┌─ ENTRIES SUPPLIED
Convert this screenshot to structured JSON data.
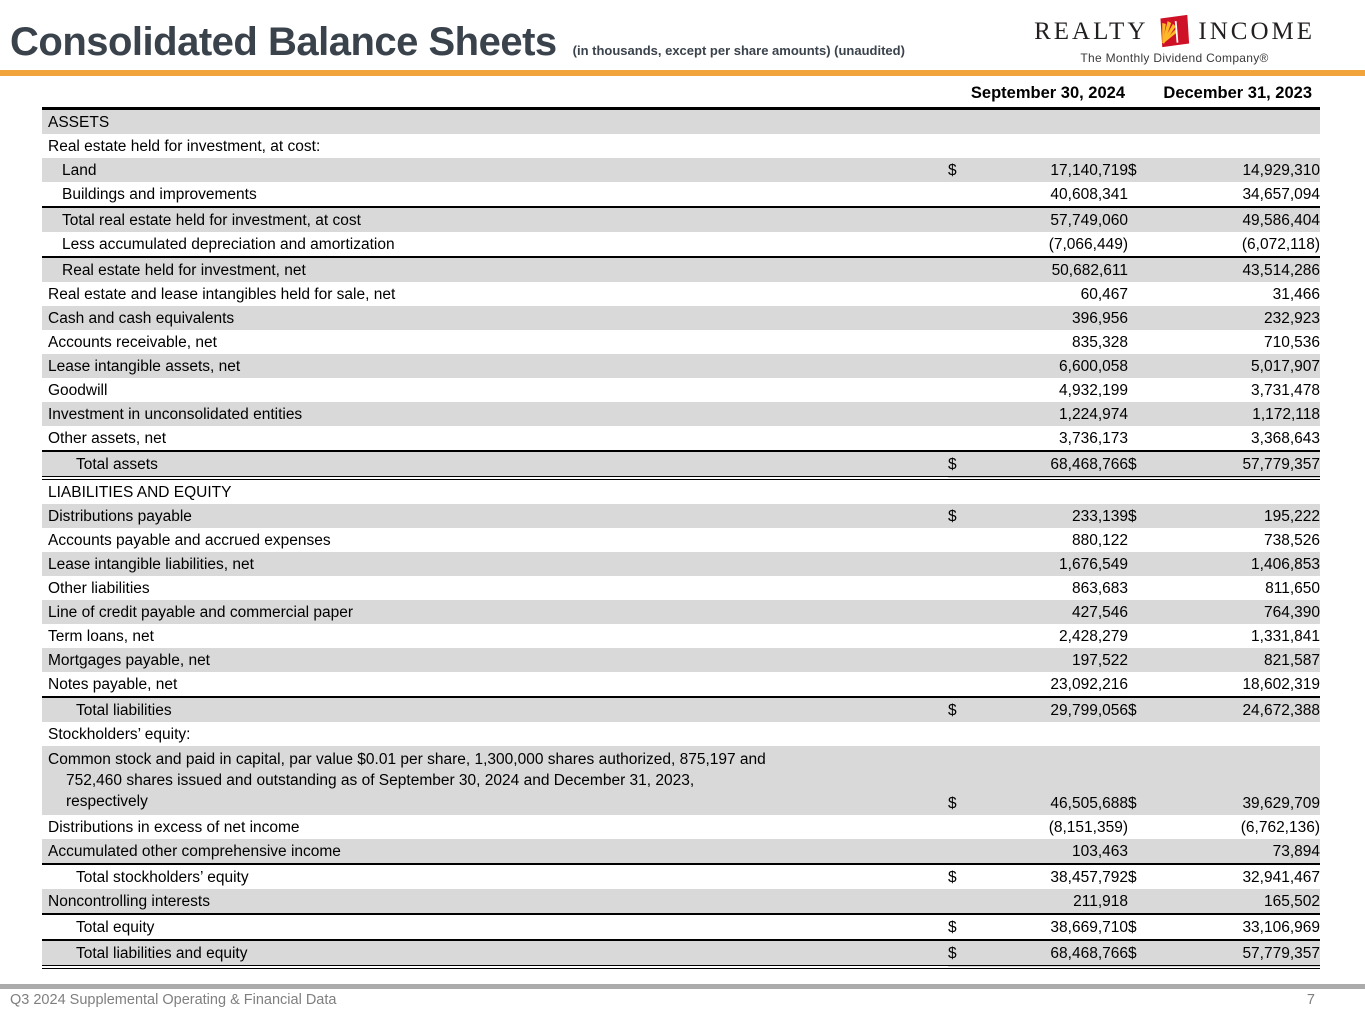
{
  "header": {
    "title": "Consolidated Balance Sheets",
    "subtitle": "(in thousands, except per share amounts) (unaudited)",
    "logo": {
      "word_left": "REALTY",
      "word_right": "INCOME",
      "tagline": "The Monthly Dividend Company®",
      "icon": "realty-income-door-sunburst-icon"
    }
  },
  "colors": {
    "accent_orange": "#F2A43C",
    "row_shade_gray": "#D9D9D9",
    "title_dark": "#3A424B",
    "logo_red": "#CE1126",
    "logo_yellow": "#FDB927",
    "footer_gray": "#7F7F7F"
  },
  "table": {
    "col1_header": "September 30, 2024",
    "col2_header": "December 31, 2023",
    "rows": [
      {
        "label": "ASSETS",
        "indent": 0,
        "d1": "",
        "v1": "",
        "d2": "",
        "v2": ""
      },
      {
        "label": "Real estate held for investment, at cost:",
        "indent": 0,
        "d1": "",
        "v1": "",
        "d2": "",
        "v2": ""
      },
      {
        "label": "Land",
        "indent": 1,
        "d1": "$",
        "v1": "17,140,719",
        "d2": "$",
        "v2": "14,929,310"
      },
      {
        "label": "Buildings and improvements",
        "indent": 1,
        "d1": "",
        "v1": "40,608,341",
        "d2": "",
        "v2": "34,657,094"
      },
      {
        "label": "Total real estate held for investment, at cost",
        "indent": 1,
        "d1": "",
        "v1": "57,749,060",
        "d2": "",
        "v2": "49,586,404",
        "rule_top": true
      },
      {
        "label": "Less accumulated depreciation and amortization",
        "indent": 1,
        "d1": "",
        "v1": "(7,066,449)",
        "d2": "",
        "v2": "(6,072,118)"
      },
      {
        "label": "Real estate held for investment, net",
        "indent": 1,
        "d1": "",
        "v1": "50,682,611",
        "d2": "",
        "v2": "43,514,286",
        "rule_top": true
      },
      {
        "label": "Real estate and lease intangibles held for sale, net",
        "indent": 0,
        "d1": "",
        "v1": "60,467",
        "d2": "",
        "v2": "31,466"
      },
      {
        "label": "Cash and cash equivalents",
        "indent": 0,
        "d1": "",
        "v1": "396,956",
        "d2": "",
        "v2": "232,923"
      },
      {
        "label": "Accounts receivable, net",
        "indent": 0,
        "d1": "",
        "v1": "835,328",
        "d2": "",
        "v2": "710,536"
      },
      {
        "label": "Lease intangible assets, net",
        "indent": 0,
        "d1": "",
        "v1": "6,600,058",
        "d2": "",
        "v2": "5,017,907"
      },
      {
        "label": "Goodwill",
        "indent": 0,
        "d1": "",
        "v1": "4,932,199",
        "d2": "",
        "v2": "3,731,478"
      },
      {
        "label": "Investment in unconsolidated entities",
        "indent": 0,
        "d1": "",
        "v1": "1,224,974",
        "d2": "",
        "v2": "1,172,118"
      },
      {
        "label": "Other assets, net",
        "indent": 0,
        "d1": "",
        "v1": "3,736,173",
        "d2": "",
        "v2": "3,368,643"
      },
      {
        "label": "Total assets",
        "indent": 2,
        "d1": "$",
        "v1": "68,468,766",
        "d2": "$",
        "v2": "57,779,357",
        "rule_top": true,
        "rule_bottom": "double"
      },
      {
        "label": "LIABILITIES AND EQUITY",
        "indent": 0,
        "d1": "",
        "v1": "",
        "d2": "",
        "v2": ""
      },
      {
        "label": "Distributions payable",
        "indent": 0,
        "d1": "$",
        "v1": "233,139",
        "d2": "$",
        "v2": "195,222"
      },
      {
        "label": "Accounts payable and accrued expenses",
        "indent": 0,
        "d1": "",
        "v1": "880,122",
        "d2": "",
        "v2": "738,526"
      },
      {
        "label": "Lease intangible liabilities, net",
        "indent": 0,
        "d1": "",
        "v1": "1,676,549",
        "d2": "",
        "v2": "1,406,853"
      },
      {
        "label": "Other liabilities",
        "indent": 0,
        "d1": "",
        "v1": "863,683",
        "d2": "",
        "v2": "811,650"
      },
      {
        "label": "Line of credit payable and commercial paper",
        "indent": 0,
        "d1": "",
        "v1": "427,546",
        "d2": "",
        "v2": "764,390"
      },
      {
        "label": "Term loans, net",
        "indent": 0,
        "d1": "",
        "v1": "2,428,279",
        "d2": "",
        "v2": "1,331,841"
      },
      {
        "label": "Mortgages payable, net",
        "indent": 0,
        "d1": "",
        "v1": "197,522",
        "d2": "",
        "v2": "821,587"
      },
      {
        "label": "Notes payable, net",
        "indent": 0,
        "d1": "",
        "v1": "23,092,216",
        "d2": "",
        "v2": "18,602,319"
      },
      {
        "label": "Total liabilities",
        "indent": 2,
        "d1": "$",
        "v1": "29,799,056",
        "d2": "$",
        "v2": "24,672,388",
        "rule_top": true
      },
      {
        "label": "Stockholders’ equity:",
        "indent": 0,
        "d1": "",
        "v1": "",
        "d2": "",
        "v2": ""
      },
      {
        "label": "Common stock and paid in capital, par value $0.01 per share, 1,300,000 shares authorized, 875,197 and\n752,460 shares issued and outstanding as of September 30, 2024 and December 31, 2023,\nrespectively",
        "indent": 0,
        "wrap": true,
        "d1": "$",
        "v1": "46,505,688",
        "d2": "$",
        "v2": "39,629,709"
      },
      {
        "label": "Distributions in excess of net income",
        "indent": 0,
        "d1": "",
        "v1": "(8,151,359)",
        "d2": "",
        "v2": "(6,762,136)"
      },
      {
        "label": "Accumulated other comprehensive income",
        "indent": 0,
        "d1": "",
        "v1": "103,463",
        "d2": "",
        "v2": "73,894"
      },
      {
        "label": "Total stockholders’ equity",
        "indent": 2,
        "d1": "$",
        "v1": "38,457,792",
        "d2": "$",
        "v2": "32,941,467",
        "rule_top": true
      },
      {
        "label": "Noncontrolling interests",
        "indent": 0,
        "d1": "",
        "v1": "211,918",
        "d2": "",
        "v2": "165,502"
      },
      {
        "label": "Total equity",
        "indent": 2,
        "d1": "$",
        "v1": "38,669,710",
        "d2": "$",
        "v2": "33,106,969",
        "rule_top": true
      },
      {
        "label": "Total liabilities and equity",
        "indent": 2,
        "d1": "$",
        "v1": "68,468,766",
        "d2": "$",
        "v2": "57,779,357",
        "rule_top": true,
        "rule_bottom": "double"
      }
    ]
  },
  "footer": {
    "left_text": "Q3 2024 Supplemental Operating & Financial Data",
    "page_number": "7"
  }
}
└─
TASK:
Only lines with the word "estate" are wanted, so copy each one from the records.

RESPONSE TO THE EXERCISE:
        "label": "Real estate held for investment, at cost:",
        "label": "Total real estate held for investment, at cost",
        "label": "Real estate held for investment, net",
        "label": "Real estate and lease intangibles held for sale, net",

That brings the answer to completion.